Cuando en enero de 1920 muere Galdós, la lengua española pierde a su más genial novelista después de Cervantes. En mi época de estudiante contemplé con entusiasmo en Madrid la estatua sedente que el pueblo le había erigido en el Retiro, obra inspirada de Victorio Macho. He leído que el escritor, ya ciego, estuvo presente en el homenaje e inauguración, rodeado de lo mejor de la intelectualidad española.
La fecundidad, la profunda humanidad, la perspicacia de observación del alma humana, acre y trágica muchas veces, solo tendrían parangón con Goya en la pintura, Beethoven en la música y, en la literatura, con colosos como Lope, Calderón o Quevedo. Su intervención en la política fue desafortunada porque el genio suele ser torpe en ese orden de la vida. No obstante, fue diputado en las Cortes por la fracción republicana, a la que se dice que no profesaba mucha convicción. Se citan frases graciosas como: "no digo que todos los republicanos sean mendigos, pero sí afirmo que todos los mendigos son republicanos". Cualquiera que conozca la historia contemporánea sabe que en España "república" representa la más detestable de las formas de gobierno, por lo que el coqueteo de don Benito por esa tendencia fue meramente circunstancial y una pérdida de tiempo. Mientras estuvo en sesiones más hubiese valido que se quedase en casa escribiendo.

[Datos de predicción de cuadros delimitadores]
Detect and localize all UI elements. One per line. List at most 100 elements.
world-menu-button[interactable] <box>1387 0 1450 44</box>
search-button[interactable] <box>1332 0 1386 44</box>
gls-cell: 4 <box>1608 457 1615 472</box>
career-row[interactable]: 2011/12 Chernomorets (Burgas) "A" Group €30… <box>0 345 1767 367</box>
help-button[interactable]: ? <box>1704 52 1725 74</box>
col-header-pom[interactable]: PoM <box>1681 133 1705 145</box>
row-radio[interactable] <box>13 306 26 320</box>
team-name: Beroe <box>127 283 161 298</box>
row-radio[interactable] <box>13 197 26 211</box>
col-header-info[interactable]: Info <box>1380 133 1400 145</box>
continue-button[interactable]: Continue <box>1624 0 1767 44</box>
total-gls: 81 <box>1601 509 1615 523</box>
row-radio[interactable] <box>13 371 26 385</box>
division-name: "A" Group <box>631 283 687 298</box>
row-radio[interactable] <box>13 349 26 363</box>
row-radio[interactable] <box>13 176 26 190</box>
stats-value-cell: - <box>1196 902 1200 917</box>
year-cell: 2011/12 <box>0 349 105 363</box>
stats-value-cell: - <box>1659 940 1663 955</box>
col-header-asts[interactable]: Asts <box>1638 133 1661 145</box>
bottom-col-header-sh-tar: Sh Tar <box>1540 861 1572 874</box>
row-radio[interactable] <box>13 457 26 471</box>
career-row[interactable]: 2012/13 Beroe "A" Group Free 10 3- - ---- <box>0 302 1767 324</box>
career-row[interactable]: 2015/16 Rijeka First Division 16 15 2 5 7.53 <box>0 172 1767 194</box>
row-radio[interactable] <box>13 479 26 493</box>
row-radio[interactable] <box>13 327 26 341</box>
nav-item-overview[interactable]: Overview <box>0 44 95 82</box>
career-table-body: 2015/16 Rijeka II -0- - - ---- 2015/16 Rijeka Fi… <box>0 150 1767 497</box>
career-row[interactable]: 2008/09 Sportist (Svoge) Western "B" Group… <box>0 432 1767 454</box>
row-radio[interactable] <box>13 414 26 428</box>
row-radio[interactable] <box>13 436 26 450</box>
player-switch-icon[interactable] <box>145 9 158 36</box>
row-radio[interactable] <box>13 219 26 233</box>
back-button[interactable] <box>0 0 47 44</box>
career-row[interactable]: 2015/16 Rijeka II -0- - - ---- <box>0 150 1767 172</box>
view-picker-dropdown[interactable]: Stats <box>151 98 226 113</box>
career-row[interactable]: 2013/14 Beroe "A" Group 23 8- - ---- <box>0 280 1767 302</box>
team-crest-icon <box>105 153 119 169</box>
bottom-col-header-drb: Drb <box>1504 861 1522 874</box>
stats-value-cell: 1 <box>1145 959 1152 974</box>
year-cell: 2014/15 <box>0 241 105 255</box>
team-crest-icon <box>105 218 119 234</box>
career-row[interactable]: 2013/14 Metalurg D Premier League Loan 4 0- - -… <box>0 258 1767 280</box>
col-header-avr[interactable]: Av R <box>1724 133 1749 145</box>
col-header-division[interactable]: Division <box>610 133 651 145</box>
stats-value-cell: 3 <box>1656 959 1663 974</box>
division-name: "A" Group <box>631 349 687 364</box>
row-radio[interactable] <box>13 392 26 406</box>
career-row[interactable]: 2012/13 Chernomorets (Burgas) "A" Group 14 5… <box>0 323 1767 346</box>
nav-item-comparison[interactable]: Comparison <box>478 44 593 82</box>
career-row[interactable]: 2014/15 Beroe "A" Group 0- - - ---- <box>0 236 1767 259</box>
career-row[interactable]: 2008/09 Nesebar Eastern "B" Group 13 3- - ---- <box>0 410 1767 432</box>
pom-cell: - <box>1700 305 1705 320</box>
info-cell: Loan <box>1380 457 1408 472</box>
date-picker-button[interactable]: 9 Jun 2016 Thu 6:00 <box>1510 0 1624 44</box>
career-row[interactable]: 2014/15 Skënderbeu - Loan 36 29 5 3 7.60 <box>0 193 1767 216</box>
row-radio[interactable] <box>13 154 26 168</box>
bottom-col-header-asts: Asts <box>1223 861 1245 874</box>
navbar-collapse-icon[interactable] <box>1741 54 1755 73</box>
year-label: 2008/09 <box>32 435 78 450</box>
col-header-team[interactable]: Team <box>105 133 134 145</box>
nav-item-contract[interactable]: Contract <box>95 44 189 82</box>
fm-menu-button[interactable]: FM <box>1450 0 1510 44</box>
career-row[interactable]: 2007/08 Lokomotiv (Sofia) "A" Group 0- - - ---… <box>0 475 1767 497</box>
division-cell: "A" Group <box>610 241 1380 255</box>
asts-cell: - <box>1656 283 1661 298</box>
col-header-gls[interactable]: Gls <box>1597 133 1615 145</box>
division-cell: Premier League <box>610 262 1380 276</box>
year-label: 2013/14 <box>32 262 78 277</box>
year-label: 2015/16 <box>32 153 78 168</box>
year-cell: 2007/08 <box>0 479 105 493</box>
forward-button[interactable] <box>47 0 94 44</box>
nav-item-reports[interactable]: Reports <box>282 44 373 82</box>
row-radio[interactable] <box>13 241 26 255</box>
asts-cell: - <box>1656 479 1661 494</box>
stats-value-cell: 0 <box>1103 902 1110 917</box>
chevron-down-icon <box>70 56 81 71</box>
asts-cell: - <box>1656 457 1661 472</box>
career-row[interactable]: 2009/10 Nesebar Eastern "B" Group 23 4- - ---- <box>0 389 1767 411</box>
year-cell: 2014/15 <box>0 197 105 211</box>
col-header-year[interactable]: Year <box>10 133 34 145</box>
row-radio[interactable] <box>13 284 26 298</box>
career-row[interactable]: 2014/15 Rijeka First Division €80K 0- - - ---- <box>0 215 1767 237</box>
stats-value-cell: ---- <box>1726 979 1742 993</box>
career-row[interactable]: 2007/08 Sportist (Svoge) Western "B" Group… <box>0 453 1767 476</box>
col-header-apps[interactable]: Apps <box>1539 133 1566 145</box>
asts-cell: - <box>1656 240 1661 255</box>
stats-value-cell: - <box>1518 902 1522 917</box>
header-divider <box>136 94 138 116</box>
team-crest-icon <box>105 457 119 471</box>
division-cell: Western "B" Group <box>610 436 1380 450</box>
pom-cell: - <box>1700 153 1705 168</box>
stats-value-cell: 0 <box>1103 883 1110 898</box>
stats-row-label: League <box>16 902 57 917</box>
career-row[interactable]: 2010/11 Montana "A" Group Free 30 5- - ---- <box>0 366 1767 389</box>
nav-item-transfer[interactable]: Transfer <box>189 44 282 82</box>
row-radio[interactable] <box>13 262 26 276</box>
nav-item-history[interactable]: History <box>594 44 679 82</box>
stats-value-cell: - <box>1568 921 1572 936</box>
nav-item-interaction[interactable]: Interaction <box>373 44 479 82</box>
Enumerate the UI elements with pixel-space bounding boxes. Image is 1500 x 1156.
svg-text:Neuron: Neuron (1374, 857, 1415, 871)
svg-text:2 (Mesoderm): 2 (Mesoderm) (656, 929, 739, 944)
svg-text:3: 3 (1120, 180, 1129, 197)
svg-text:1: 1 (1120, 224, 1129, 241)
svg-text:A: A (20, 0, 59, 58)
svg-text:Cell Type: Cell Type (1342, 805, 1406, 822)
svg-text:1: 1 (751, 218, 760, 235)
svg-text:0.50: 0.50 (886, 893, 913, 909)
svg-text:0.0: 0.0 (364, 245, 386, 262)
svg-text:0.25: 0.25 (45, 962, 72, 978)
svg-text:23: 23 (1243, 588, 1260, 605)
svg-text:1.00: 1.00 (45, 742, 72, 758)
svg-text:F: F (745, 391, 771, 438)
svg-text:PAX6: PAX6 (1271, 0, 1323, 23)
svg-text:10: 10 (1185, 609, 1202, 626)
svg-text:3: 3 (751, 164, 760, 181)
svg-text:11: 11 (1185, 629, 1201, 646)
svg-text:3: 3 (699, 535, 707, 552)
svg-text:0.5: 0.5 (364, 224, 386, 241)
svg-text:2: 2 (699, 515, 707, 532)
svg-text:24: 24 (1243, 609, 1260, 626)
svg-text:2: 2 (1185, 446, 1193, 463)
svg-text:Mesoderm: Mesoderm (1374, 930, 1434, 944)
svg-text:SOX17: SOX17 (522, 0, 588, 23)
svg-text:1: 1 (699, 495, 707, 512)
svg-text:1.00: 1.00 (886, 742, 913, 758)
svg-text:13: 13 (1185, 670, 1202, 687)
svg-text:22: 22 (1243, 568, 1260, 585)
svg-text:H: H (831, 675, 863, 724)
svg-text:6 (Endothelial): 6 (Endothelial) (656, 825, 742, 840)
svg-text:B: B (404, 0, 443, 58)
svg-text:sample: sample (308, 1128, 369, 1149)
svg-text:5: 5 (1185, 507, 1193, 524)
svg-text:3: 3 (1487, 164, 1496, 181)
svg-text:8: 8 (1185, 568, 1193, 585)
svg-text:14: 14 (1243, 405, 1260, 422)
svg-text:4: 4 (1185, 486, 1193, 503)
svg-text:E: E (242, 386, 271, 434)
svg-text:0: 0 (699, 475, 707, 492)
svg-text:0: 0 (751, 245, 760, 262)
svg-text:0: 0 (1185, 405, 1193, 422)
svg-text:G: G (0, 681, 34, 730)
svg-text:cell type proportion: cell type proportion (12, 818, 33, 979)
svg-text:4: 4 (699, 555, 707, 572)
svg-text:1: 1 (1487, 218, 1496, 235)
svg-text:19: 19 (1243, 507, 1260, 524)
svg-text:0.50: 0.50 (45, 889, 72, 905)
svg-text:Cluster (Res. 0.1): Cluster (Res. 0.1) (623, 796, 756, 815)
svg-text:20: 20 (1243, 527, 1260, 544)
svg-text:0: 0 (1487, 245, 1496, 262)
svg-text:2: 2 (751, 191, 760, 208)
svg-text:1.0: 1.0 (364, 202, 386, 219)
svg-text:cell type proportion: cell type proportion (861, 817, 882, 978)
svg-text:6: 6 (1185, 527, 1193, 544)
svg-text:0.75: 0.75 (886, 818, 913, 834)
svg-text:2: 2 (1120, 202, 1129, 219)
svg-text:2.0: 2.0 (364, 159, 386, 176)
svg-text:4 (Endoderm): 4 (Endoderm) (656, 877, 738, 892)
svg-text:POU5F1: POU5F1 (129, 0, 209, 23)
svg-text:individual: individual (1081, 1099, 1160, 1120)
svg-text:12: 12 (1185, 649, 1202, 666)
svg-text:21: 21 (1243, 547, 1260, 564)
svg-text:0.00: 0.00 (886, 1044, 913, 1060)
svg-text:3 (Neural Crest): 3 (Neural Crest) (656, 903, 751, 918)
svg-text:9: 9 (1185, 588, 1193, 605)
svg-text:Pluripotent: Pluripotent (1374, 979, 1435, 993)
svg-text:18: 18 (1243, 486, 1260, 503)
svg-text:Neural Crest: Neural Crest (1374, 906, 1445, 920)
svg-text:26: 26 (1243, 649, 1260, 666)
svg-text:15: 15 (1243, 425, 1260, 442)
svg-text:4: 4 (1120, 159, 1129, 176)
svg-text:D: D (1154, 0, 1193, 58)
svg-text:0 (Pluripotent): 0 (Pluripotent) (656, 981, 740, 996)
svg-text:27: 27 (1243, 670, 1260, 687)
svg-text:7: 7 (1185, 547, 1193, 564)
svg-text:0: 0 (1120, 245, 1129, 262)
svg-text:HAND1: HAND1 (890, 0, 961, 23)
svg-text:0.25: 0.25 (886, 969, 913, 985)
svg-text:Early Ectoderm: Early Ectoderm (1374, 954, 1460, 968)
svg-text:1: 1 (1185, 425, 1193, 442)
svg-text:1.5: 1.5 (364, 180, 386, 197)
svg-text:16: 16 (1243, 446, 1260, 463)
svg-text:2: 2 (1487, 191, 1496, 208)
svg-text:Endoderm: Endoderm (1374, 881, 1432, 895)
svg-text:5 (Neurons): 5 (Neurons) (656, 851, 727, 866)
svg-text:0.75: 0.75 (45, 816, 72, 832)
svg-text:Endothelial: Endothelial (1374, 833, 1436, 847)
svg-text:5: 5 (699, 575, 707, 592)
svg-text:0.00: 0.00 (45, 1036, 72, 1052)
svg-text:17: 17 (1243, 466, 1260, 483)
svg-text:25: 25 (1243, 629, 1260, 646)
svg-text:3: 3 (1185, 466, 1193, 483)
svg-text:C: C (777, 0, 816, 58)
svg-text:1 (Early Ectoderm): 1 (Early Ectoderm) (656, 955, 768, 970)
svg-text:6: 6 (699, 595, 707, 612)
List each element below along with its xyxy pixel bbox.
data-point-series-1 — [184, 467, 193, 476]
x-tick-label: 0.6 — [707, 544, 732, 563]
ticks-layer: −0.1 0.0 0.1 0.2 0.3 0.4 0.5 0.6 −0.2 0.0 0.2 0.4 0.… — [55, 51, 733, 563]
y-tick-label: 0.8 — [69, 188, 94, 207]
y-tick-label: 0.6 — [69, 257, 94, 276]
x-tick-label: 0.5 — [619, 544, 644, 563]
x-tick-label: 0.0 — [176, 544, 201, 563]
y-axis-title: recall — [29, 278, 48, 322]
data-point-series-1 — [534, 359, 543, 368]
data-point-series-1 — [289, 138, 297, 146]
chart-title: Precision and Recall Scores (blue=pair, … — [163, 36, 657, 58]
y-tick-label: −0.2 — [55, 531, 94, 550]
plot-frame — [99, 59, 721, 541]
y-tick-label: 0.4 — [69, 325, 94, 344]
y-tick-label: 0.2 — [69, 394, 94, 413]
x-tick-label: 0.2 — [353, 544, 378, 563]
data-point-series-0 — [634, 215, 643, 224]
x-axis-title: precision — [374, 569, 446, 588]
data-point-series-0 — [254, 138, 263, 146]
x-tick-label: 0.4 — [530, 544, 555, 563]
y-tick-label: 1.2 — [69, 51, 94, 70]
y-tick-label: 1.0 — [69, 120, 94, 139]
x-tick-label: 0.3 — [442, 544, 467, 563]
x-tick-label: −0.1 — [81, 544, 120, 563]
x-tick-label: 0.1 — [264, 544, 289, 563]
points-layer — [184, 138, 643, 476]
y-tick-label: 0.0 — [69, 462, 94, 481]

Instrucciones
**A.** Según el texto sobre Galdós, ¿quién hizo la estatua del escritor en el Retiro?
**B.** Indica si cada frase coincide con el texto sobre Galdós: (i) Galdós no asistió a la inauguración de su estatua. (ii) Galdós fue diputado en las Cortes. (iii) El texto compara a Galdós con Goya en la pintura.
**C.** Escribe cómo sigue el texto sobre Galdós después de su última frase.

Respuestas
**A.** Victorio Macho.

**B.**
(i) No: "el escritor, ya ciego, estuvo presente en el homenaje e inauguración".
(ii) Sí: "fue diputado en las Cortes por la fracción republicana".
(iii) Sí: "solo tendrían parangón con Goya en la pintura".

**C.**
Siempre es lamentable que un hombre original y profundo haga incursiones en la platea ominosa de la política. Como gran escritor, Galdós ha dejado frases irónicas y penetrantes. A un conocido que le comentó que estudiaría medicina para atender a los pobres sin interés alguno, le contestó: "Vamos a ver: ¿qué daño te han hecho a ti los pobres, infeliz?".
Galdós sí tuvo verdadero amor por los pobres. Con su emotividad genial y portentosa introdujo en su obra innumerables representantes de la clase marginada. Estas gentes le lloraron el día de su muerte de una manera inaudita y constituyeron en esas honras fúnebres una verdadera apoteosis.